GIVEN PROBLEM: Write out every line below that includes the word "Research".

DATA PROVIDED:
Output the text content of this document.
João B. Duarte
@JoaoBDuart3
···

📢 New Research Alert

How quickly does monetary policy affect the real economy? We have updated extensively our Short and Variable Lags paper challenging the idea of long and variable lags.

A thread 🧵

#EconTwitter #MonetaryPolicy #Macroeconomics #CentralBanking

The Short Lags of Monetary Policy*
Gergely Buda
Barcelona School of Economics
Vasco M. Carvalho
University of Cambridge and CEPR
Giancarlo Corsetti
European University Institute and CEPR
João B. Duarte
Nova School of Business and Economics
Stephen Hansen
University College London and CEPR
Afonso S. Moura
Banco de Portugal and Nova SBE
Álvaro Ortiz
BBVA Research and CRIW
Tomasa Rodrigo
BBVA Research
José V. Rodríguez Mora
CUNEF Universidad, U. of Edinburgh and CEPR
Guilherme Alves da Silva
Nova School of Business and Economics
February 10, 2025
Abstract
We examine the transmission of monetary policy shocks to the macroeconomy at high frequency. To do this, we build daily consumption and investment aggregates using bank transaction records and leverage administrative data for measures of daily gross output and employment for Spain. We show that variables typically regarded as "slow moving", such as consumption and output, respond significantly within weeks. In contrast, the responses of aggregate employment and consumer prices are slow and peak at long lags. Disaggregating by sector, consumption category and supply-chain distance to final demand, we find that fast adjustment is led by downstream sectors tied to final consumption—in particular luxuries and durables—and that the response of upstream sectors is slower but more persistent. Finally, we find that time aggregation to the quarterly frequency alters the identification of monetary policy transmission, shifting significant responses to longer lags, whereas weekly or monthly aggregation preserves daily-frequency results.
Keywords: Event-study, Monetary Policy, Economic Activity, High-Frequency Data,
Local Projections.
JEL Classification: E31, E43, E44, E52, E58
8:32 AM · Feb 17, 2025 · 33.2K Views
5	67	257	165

* * *

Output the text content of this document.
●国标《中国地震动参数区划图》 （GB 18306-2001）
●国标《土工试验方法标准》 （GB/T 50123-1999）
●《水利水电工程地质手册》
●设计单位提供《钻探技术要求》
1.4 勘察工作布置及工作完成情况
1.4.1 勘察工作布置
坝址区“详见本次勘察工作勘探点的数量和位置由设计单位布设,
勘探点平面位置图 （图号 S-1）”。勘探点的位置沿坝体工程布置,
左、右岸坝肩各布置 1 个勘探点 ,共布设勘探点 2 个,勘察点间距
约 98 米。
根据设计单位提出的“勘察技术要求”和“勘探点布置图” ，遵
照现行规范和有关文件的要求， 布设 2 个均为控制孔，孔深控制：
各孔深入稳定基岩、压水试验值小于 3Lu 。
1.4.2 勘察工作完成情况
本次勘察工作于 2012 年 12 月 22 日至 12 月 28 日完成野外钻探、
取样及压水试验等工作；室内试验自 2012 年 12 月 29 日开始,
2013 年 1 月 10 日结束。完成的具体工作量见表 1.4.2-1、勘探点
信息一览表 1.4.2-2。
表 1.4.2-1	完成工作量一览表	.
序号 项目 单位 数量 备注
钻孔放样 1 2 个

==

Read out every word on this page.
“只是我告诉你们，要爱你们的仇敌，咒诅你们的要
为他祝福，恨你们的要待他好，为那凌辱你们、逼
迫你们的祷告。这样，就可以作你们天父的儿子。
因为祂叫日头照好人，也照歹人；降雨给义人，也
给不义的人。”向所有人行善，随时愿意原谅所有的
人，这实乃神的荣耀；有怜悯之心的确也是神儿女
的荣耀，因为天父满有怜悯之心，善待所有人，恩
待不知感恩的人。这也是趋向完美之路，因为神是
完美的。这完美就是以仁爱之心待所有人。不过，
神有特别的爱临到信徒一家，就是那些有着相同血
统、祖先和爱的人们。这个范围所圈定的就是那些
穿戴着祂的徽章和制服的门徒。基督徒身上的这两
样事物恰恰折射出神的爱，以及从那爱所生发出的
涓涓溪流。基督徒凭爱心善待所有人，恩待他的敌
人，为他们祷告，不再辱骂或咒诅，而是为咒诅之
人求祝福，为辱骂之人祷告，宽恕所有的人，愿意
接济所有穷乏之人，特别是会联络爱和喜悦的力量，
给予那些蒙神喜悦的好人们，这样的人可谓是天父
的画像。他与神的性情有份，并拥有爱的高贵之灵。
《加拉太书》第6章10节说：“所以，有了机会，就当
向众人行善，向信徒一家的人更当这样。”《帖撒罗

TASK SOLUTION:
📢 New Research Alert
BBVA Research and CRIW
BBVA Research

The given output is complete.